▶ _Goal_: Check each line for the string "number". Give only the count of lines that have it.

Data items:

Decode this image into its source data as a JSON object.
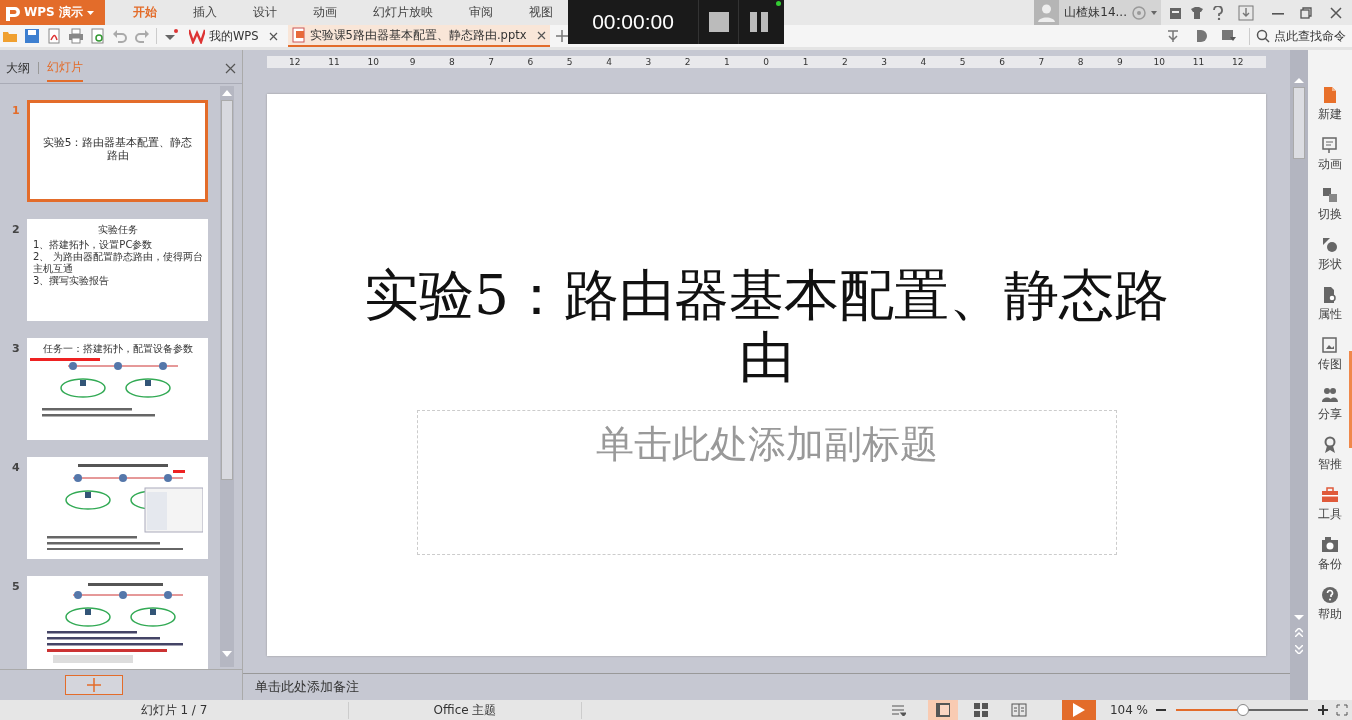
{
  "app_button": {
    "label": "WPS 演示"
  },
  "menu_tabs": [
    {
      "label": "开始",
      "selected": true
    },
    {
      "label": "插入",
      "selected": false
    },
    {
      "label": "设计",
      "selected": false
    },
    {
      "label": "动画",
      "selected": false
    },
    {
      "label": "幻灯片放映",
      "selected": false
    },
    {
      "label": "审阅",
      "selected": false
    },
    {
      "label": "视图",
      "selected": false
    }
  ],
  "timer": {
    "time": "00:00:00"
  },
  "user": {
    "name": "山楂妹14..."
  },
  "doc_tabs": [
    {
      "label": "我的WPS",
      "selected": false,
      "kind": "home"
    },
    {
      "label": "实验课5路由器基本配置、静态路由.pptx",
      "selected": true,
      "kind": "file"
    }
  ],
  "search": {
    "placeholder": "点此查找命令"
  },
  "panel_tabs": [
    {
      "label": "大纲",
      "selected": false
    },
    {
      "label": "幻灯片",
      "selected": true
    }
  ],
  "thumbnails": [
    {
      "number": "1",
      "selected": true,
      "kind": "title",
      "title": "实验5：路由器基本配置、静态路由"
    },
    {
      "number": "2",
      "selected": false,
      "kind": "bullets",
      "title": "实验任务",
      "bullets": [
        "1、搭建拓扑，设置PC参数",
        "2、 为路由器配置静态路由，使得两台主机互通",
        "3、撰写实验报告"
      ]
    },
    {
      "number": "3",
      "selected": false,
      "kind": "topology",
      "title": "任务一：搭建拓扑，配置设备参数"
    },
    {
      "number": "4",
      "selected": false,
      "kind": "screenshot"
    },
    {
      "number": "5",
      "selected": false,
      "kind": "routes"
    }
  ],
  "ruler_labels": [
    "12",
    "11",
    "10",
    "9",
    "8",
    "7",
    "6",
    "5",
    "4",
    "3",
    "2",
    "1",
    "0",
    "1",
    "2",
    "3",
    "4",
    "5",
    "6",
    "7",
    "8",
    "9",
    "10",
    "11",
    "12"
  ],
  "slide": {
    "title": "实验5：路由器基本配置、静态路由",
    "subtitle_placeholder": "单击此处添加副标题"
  },
  "notes": {
    "placeholder": "单击此处添加备注"
  },
  "side_tools": [
    {
      "label": "新建",
      "kind": "new"
    },
    {
      "label": "动画",
      "kind": "animation"
    },
    {
      "label": "切换",
      "kind": "transition"
    },
    {
      "label": "形状",
      "kind": "shape"
    },
    {
      "label": "属性",
      "kind": "property"
    },
    {
      "label": "传图",
      "kind": "image"
    },
    {
      "label": "分享",
      "kind": "share"
    },
    {
      "label": "智推",
      "kind": "recommend"
    },
    {
      "label": "工具",
      "kind": "tools"
    },
    {
      "label": "备份",
      "kind": "backup"
    },
    {
      "label": "帮助",
      "kind": "help"
    }
  ],
  "view_buttons": [
    {
      "kind": "normal",
      "selected": true
    },
    {
      "kind": "sorter",
      "selected": false
    },
    {
      "kind": "reading",
      "selected": false
    }
  ],
  "status": {
    "slide_counter": "幻灯片 1 / 7",
    "theme": "Office 主题",
    "zoom": "104 %",
    "level": 0.51
  }
}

▶ _Written response_: 5